-- Directions --
Count how many lines of the material below have the word "برامج" and give only the number.
———
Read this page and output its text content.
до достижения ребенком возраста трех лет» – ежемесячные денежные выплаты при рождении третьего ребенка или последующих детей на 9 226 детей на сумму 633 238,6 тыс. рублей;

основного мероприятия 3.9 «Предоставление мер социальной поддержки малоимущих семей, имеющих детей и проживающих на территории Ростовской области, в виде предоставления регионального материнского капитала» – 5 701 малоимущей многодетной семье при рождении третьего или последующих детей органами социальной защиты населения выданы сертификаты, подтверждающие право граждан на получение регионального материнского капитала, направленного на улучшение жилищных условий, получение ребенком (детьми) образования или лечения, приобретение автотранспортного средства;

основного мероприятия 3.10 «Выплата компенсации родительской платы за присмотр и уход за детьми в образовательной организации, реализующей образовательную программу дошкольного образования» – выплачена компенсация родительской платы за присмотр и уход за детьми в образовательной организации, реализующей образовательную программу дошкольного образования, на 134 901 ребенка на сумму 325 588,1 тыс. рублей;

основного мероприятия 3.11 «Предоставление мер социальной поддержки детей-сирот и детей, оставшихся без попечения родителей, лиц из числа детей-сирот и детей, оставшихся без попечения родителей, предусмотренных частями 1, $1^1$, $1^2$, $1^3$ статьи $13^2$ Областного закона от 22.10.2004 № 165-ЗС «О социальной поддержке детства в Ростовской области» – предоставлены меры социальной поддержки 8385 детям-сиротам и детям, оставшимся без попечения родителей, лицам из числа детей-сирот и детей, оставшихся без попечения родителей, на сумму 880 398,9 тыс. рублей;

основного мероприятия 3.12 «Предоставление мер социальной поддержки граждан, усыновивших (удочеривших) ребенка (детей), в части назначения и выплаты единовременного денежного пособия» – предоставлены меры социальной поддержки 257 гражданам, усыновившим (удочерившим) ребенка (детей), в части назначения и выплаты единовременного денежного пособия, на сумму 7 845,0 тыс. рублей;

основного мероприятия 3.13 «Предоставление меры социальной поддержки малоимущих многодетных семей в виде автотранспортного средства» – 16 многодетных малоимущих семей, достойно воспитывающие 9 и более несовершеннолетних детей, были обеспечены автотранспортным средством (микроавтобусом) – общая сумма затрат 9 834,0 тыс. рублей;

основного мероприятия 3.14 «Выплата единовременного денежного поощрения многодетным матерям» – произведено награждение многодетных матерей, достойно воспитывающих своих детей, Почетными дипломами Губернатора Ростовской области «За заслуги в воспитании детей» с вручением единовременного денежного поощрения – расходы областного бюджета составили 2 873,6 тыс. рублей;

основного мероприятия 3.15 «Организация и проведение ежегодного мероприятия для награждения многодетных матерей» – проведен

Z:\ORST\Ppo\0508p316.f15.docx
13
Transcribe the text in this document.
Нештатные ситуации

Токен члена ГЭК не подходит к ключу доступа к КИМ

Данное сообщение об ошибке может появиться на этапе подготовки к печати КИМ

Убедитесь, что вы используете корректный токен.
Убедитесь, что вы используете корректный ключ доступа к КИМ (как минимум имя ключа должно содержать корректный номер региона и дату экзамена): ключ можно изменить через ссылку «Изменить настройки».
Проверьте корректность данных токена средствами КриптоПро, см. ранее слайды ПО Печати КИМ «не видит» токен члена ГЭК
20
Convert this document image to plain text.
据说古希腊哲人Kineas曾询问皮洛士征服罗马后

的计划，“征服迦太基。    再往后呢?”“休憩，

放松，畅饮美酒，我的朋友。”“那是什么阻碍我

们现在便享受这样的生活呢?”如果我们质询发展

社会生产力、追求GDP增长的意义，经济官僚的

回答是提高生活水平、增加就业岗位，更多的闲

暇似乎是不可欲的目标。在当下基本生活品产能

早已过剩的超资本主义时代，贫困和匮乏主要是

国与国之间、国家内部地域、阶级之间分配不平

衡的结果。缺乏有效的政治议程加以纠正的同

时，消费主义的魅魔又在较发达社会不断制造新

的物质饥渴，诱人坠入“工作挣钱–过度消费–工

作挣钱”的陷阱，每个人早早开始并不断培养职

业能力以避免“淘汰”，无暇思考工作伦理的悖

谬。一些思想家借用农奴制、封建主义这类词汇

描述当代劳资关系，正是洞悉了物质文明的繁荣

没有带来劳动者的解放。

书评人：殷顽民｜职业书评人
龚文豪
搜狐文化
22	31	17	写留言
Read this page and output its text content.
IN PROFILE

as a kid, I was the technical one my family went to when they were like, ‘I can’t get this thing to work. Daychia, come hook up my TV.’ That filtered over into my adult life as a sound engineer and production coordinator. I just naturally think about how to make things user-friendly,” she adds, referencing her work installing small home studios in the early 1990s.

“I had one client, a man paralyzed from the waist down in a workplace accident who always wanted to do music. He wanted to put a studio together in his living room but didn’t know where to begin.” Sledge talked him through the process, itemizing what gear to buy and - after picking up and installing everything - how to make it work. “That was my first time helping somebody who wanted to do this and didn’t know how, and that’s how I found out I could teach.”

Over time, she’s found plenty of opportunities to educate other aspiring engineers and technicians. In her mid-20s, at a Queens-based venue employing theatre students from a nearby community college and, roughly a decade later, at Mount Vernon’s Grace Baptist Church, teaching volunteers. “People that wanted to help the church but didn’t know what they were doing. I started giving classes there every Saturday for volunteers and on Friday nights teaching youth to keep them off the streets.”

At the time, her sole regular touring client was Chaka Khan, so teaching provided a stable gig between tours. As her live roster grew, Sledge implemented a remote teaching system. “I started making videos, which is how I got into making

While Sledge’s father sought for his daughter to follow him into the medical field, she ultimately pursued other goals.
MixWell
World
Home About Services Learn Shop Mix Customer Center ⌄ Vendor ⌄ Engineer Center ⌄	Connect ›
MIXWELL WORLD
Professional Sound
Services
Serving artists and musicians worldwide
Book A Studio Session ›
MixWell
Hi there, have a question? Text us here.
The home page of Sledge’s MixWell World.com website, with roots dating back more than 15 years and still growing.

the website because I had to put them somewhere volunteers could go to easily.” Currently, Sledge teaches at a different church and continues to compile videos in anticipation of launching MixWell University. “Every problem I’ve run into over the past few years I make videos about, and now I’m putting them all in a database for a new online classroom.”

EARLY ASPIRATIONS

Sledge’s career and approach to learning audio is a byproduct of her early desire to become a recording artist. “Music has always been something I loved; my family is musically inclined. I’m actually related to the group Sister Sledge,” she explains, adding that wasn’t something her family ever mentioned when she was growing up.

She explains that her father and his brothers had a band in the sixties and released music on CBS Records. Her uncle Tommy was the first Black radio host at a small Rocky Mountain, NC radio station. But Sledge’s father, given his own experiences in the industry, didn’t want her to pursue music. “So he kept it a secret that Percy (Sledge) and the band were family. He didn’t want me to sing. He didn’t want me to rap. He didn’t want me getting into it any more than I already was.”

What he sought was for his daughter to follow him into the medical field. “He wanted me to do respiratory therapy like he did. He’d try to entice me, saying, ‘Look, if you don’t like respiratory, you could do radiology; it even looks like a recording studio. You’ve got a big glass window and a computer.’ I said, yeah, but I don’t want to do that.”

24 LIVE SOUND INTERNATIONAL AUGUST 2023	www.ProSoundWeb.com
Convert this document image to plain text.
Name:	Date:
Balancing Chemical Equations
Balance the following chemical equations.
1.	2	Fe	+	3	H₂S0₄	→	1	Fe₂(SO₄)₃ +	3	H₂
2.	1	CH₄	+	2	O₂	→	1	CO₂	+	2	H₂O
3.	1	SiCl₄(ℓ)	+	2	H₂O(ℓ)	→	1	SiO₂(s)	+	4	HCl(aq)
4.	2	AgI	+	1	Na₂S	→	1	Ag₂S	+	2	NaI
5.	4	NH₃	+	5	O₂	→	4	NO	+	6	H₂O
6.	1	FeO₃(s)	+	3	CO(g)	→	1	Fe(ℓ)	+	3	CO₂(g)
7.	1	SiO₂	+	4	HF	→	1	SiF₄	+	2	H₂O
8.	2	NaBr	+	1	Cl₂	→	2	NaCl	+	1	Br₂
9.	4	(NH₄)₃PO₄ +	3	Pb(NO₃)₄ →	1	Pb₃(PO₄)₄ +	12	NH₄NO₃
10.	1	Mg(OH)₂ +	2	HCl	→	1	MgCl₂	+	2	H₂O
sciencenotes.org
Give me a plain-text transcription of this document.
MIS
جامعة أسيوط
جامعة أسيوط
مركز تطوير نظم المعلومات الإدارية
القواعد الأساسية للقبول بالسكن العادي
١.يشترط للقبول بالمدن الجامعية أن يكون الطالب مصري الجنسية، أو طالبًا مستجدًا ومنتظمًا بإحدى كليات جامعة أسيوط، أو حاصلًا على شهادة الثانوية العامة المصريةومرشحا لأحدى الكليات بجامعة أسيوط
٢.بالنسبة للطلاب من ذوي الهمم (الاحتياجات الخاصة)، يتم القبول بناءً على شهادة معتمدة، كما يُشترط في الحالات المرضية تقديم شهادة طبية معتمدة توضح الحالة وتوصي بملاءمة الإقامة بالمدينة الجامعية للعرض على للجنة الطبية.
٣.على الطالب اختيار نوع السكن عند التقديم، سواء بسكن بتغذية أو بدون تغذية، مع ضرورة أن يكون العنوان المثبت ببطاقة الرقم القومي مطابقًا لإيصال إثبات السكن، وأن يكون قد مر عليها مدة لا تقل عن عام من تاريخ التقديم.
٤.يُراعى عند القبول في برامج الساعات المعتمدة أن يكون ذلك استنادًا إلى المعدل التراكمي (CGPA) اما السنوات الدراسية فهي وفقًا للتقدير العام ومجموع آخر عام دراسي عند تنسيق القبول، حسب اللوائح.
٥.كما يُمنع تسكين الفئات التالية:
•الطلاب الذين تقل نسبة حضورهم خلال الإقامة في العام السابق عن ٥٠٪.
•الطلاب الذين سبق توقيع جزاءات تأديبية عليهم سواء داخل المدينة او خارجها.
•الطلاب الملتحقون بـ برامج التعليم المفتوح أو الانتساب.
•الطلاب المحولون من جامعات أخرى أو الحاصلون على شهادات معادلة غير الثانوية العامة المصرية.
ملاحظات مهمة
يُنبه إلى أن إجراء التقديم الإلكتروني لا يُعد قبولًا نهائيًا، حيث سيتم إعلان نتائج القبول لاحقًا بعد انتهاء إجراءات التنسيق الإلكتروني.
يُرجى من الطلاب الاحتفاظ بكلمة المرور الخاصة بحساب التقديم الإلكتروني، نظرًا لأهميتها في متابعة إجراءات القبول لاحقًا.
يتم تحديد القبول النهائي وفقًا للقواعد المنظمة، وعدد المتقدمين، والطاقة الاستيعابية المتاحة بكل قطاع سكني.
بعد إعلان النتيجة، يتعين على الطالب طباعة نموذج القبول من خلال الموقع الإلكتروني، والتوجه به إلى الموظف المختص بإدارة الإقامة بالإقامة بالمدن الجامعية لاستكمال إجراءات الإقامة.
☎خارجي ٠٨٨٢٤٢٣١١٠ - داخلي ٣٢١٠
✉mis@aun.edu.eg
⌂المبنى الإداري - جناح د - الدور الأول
———
-- Solution to this exercise --
2